**What the task asks:** Reproduce each line from the records that holds "title".

• • •

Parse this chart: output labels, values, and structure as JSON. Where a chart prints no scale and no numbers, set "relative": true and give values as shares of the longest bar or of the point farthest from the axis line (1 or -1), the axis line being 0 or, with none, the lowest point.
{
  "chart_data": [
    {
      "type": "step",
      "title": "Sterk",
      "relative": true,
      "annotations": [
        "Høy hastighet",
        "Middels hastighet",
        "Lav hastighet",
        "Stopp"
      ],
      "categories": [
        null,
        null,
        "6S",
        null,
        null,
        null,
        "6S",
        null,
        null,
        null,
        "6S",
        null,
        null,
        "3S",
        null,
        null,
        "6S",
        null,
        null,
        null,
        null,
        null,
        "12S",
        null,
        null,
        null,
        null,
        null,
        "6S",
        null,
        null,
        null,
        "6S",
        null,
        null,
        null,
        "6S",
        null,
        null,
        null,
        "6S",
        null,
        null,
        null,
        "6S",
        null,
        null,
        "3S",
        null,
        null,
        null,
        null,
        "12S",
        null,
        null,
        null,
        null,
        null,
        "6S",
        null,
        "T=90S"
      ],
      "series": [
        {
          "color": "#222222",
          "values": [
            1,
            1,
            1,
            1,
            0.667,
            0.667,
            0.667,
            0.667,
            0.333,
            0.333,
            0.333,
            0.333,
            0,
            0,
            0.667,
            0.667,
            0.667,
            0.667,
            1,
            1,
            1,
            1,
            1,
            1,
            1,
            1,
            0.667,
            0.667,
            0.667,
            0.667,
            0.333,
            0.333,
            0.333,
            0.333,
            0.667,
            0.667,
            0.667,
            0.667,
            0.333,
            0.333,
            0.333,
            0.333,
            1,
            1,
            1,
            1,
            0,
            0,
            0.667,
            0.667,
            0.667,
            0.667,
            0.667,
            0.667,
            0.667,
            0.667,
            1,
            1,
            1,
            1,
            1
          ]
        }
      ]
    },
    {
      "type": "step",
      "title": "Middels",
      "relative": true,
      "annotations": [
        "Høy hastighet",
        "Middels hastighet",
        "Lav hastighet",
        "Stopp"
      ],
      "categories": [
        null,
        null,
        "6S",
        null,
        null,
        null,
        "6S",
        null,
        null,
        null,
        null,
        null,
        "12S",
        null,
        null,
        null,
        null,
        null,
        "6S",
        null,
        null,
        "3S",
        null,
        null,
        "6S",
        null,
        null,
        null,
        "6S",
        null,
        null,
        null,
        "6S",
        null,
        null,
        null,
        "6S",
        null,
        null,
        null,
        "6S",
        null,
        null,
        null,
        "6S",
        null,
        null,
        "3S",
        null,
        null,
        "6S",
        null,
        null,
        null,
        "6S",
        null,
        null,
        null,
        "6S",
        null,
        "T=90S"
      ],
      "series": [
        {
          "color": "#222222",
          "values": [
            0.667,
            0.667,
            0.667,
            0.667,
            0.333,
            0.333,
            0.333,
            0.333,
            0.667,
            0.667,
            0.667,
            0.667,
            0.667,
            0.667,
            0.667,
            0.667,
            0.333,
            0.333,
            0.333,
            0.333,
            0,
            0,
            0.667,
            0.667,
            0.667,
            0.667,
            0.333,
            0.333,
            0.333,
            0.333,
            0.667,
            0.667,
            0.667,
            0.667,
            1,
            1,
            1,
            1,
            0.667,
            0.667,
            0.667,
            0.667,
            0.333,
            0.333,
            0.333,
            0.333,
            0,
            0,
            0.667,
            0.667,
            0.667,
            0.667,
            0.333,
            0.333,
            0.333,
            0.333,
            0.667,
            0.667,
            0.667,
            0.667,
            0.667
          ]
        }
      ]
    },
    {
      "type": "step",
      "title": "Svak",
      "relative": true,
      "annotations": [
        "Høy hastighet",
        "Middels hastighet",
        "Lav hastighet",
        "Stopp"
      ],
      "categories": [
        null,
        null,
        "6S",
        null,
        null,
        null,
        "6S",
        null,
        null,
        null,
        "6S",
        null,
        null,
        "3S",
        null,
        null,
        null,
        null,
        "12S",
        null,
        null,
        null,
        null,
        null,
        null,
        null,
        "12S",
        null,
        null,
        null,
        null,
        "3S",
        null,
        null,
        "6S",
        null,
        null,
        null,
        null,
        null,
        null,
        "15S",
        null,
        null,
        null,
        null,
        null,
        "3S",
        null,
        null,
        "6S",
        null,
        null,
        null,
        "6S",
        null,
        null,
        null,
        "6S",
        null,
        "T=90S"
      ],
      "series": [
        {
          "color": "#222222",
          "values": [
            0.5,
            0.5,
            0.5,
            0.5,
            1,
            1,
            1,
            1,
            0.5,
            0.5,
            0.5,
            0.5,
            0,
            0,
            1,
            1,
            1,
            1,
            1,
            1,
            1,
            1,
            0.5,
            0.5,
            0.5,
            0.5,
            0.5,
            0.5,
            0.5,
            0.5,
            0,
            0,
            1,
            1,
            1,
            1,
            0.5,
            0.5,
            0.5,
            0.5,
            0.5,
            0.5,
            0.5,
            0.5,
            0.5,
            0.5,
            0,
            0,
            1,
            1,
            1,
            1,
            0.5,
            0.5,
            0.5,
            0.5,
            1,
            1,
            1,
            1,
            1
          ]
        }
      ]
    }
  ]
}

• • •

**Solution for this exercise:**
      "title": "Sterk",
      "title": "Middels",
      "title": "Svak",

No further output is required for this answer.